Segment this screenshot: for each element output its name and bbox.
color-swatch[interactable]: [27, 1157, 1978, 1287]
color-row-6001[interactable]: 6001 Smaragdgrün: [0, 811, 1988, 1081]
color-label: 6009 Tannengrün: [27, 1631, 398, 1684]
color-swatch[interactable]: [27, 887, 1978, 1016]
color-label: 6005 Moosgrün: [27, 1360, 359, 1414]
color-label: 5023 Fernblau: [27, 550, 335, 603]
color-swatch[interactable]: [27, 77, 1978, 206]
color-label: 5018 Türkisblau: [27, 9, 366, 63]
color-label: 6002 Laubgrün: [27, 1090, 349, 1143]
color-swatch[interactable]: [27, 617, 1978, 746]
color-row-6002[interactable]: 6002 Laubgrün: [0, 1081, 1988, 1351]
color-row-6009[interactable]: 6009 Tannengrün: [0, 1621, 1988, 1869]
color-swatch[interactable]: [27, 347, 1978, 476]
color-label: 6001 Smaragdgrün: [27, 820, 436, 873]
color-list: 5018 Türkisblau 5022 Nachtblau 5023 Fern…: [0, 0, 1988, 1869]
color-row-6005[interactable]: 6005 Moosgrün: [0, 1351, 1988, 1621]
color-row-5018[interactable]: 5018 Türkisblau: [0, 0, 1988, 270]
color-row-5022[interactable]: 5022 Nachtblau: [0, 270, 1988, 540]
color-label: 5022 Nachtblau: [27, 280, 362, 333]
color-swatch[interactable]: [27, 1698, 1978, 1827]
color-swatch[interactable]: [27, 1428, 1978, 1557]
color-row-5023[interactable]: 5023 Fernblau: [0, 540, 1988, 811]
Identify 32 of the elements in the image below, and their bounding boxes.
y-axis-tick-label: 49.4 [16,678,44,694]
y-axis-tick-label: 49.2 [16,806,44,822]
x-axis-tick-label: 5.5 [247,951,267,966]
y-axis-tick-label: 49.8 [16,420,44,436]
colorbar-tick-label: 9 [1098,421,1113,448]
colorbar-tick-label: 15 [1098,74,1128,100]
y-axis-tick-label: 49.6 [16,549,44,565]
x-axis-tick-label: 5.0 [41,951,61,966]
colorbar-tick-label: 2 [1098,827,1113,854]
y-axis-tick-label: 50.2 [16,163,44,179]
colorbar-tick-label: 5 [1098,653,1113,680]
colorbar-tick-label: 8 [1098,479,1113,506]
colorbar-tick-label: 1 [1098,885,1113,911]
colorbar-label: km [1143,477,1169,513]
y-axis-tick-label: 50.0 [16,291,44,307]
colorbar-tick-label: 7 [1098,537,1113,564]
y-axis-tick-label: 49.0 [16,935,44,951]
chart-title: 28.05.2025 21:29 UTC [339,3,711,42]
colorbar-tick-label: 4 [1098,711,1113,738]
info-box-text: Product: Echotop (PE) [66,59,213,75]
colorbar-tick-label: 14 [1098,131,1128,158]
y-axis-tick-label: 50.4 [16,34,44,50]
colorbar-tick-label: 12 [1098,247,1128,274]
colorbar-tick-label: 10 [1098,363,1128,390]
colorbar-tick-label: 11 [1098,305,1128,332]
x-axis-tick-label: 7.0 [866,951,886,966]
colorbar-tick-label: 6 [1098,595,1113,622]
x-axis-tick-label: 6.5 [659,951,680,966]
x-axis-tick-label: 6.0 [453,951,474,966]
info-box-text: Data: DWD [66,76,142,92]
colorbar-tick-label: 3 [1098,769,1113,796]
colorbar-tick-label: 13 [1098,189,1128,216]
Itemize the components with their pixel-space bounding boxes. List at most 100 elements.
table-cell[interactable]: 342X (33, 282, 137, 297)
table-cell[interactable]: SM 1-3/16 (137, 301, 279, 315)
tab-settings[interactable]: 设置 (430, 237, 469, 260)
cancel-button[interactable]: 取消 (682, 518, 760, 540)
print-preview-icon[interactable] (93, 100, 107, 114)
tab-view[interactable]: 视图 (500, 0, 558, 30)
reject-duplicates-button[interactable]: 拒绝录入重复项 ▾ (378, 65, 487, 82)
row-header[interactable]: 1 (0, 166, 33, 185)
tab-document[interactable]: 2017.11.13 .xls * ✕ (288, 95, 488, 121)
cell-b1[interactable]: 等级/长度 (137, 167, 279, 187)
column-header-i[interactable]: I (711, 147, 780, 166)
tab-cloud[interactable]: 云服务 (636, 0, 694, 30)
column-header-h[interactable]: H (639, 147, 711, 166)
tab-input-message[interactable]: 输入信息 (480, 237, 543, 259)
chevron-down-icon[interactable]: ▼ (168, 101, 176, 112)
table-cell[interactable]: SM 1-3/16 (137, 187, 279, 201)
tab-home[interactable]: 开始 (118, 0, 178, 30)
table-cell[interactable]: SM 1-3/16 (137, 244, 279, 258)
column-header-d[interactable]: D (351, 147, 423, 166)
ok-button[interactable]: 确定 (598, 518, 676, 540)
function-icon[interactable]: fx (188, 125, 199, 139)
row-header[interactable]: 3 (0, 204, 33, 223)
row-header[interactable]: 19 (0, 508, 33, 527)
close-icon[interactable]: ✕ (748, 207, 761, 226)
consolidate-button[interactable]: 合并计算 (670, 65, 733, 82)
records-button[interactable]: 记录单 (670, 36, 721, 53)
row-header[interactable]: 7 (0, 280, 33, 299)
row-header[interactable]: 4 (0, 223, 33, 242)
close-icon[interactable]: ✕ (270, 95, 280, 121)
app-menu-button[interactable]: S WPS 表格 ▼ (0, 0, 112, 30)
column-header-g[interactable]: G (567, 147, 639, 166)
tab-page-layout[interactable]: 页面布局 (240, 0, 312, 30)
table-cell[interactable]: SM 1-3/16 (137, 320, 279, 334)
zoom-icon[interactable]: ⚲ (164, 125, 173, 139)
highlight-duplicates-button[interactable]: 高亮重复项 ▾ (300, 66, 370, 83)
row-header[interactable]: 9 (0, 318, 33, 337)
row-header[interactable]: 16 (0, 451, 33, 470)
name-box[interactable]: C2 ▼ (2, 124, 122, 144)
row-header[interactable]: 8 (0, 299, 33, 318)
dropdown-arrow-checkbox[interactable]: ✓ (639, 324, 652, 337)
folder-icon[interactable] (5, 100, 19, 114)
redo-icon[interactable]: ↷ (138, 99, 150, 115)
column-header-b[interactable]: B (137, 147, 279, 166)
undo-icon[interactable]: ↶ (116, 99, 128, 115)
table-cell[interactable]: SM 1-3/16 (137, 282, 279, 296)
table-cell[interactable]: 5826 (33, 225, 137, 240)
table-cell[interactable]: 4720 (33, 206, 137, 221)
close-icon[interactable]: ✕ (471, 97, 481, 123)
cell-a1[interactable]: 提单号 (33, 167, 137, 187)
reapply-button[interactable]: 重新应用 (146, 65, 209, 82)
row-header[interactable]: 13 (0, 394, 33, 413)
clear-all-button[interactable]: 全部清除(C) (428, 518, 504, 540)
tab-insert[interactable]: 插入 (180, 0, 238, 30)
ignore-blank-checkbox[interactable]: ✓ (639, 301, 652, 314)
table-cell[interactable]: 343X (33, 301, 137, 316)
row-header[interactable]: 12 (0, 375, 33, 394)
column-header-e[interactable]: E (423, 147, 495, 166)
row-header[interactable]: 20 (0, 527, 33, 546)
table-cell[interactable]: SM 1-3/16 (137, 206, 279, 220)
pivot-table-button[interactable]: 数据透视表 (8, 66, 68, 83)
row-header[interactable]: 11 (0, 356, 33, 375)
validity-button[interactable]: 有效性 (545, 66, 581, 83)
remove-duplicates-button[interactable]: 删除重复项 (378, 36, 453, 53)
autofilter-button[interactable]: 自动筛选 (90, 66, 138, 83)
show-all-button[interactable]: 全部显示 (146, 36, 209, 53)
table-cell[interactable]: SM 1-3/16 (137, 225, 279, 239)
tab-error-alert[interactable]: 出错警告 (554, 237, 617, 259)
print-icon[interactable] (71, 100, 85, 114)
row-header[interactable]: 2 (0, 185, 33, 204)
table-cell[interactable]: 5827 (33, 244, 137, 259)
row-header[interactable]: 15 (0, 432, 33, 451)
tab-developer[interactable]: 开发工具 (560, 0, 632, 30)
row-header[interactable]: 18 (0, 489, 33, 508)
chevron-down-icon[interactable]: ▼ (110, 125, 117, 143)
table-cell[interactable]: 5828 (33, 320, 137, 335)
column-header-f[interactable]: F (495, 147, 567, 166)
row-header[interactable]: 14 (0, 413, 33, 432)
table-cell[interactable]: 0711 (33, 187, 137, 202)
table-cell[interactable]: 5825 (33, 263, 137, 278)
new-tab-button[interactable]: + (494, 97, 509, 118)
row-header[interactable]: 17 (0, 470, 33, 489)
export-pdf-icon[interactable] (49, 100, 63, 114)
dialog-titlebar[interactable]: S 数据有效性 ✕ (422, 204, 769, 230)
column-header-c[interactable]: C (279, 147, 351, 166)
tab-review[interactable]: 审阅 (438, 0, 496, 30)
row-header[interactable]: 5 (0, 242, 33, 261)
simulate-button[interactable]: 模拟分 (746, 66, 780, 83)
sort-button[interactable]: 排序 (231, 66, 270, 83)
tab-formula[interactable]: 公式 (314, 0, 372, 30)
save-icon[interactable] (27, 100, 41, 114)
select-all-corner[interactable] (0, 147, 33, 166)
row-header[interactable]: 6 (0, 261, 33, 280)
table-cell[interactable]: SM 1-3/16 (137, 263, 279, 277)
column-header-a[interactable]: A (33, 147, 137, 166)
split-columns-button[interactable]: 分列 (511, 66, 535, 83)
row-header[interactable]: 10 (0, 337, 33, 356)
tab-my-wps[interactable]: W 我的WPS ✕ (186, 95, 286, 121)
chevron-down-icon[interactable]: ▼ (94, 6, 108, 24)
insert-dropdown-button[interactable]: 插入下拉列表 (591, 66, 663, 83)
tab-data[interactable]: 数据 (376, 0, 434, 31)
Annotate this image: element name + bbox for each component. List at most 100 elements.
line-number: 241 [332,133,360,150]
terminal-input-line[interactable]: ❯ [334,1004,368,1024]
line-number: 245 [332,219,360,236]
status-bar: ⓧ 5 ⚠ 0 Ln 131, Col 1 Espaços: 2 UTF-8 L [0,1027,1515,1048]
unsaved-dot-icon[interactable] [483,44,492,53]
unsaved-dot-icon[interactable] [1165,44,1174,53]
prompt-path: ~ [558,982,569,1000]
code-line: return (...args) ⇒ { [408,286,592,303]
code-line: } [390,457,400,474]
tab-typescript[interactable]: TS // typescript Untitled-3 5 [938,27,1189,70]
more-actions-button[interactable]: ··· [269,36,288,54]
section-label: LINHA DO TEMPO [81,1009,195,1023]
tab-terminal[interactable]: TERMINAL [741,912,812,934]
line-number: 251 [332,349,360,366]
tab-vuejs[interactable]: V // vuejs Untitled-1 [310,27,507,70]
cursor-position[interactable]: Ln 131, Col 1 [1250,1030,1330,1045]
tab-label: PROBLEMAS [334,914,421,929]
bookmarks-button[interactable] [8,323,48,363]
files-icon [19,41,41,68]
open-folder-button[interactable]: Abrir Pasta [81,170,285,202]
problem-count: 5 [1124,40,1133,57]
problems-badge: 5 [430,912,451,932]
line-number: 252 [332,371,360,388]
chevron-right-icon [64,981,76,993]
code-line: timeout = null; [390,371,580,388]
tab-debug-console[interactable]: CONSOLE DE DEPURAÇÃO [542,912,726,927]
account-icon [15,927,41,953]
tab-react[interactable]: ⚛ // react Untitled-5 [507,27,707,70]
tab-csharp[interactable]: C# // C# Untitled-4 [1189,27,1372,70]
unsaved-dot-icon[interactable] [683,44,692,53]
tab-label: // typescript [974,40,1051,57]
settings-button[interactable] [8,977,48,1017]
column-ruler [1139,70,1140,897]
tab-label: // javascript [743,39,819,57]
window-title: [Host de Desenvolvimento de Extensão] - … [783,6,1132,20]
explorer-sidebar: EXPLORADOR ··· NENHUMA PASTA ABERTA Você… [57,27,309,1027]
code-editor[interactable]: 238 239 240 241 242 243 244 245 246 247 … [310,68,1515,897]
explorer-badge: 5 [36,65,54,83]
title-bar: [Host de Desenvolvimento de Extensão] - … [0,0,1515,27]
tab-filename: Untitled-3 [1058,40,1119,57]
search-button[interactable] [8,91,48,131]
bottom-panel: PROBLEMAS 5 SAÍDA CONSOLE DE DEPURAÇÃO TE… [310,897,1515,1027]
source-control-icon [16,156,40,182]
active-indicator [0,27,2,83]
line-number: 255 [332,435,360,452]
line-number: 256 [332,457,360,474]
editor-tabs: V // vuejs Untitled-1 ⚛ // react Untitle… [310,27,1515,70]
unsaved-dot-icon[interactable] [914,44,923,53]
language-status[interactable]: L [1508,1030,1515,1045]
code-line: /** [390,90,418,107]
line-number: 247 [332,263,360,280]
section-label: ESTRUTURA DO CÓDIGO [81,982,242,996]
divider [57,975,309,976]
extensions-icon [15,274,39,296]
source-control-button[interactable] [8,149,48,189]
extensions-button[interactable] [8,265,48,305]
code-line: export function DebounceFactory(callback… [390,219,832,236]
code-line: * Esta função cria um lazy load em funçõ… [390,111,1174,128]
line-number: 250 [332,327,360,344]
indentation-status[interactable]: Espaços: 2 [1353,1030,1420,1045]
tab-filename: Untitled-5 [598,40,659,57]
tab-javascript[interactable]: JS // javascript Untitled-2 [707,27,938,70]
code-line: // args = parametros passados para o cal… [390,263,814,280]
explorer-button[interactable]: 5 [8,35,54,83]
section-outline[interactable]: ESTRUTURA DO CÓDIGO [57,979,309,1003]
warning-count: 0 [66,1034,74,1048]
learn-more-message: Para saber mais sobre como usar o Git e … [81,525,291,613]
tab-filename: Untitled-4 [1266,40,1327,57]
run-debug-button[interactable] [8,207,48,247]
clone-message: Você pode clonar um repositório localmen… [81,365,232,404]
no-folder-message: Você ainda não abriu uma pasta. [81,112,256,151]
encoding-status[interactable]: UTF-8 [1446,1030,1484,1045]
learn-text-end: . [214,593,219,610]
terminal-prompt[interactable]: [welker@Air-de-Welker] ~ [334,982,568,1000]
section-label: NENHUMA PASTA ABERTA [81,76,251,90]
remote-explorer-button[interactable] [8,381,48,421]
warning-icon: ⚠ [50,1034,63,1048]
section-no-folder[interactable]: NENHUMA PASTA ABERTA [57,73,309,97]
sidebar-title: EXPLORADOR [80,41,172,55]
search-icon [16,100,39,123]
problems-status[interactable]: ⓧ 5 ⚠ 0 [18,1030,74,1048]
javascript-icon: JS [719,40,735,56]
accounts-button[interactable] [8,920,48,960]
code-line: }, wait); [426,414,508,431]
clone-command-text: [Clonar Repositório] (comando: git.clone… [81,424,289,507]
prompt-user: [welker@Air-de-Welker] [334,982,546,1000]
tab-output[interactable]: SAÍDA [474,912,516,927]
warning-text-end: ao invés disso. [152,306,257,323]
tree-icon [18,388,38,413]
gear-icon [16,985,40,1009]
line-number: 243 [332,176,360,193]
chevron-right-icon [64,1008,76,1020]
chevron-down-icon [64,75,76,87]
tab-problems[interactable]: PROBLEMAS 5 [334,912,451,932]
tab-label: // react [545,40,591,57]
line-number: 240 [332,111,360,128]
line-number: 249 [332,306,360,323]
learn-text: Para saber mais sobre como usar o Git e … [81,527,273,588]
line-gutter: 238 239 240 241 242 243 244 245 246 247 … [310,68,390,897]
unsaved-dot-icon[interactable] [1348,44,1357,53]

____

## YOUR GOAL
Pick out each line in the entries above that contains the string "debug", treating uppercase and lowercase letters as different.

## RESULT OF THIS TASK
tab-debug-console[interactable]: CONSOLE DE DEPURAÇÃO [542,912,726,927]
run-debug-button[interactable] [8,207,48,247]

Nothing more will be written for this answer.